TASK TO COMPLETE: Repeat each line exactly as it is written.

EXERCISE INPUTS:
_ _ _

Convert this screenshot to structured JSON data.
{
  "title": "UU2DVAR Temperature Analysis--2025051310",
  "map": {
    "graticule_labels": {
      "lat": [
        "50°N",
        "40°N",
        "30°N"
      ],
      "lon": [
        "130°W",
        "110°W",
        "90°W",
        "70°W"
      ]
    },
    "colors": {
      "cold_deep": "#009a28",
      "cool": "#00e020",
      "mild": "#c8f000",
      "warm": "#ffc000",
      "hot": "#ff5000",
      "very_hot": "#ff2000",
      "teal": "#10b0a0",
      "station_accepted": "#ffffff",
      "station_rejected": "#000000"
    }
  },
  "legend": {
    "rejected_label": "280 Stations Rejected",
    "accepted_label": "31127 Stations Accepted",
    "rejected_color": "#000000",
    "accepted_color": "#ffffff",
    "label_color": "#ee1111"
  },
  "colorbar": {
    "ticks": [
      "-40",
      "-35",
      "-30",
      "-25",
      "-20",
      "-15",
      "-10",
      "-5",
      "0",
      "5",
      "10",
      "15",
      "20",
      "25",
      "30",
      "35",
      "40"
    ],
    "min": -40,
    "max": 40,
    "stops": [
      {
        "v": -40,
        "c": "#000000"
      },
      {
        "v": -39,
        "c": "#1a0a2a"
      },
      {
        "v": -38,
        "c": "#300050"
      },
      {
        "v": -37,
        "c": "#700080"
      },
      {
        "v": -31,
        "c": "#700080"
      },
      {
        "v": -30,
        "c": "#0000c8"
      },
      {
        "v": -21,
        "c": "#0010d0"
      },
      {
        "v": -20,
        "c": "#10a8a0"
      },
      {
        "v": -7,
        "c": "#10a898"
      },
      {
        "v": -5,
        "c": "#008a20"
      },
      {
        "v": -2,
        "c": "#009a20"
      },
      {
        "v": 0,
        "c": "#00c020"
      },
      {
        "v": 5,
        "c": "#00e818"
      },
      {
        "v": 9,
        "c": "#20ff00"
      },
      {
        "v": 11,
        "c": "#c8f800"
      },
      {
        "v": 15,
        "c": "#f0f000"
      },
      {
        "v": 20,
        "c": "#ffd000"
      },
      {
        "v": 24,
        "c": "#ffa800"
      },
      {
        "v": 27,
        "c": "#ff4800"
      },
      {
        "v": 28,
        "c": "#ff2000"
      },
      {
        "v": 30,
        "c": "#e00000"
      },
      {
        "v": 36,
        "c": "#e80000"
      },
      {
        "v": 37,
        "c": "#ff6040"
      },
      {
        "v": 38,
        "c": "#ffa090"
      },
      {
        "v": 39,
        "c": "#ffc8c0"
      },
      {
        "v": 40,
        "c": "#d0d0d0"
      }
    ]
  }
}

_ _ _

EXERCISE SOLUTION:
Convert this screenshot to structured JSON data.
{
  "title": "UU2DVAR Temperature Analysis--2025051310",
  "map": {
    "graticule_labels": {
      "lat": [
        "50°N",
        "40°N",
        "30°N"
      ],
      "lon": [
        "130°W",
        "110°W",
        "90°W",
        "70°W"
      ]
    },
    "colors": {
      "cold_deep": "#009a28",
      "cool": "#00e020",
      "mild": "#c8f000",
      "warm": "#ffc000",
      "hot": "#ff5000",
      "very_hot": "#ff2000",
      "teal": "#10b0a0",
      "station_accepted": "#ffffff",
      "station_rejected": "#000000"
    }
  },
  "legend": {
    "rejected_label": "280 Stations Rejected",
    "accepted_label": "31127 Stations Accepted",
    "rejected_color": "#000000",
    "accepted_color": "#ffffff",
    "label_color": "#ee1111"
  },
  "colorbar": {
    "ticks": [
      "-40",
      "-35",
      "-30",
      "-25",
      "-20",
      "-15",
      "-10",
      "-5",
      "0",
      "5",
      "10",
      "15",
      "20",
      "25",
      "30",
      "35",
      "40"
    ],
    "min": -40,
    "max": 40,
    "stops": [
      {
        "v": -40,
        "c": "#000000"
      },
      {
        "v": -39,
        "c": "#1a0a2a"
      },
      {
        "v": -38,
        "c": "#300050"
      },
      {
        "v": -37,
        "c": "#700080"
      },
      {
        "v": -31,
        "c": "#700080"
      },
      {
        "v": -30,
        "c": "#0000c8"
      },
      {
        "v": -21,
        "c": "#0010d0"
      },
      {
        "v": -20,
        "c": "#10a8a0"
      },
      {
        "v": -7,
        "c": "#10a898"
      },
      {
        "v": -5,
        "c": "#008a20"
      },
      {
        "v": -2,
        "c": "#009a20"
      },
      {
        "v": 0,
        "c": "#00c020"
      },
      {
        "v": 5,
        "c": "#00e818"
      },
      {
        "v": 9,
        "c": "#20ff00"
      },
      {
        "v": 11,
        "c": "#c8f800"
      },
      {
        "v": 15,
        "c": "#f0f000"
      },
      {
        "v": 20,
        "c": "#ffd000"
      },
      {
        "v": 24,
        "c": "#ffa800"
      },
      {
        "v": 27,
        "c": "#ff4800"
      },
      {
        "v": 28,
        "c": "#ff2000"
      },
      {
        "v": 30,
        "c": "#e00000"
      },
      {
        "v": 36,
        "c": "#e80000"
      },
      {
        "v": 37,
        "c": "#ff6040"
      },
      {
        "v": 38,
        "c": "#ffa090"
      },
      {
        "v": 39,
        "c": "#ffc8c0"
      },
      {
        "v": 40,
        "c": "#d0d0d0"
      }
    ]
  }
}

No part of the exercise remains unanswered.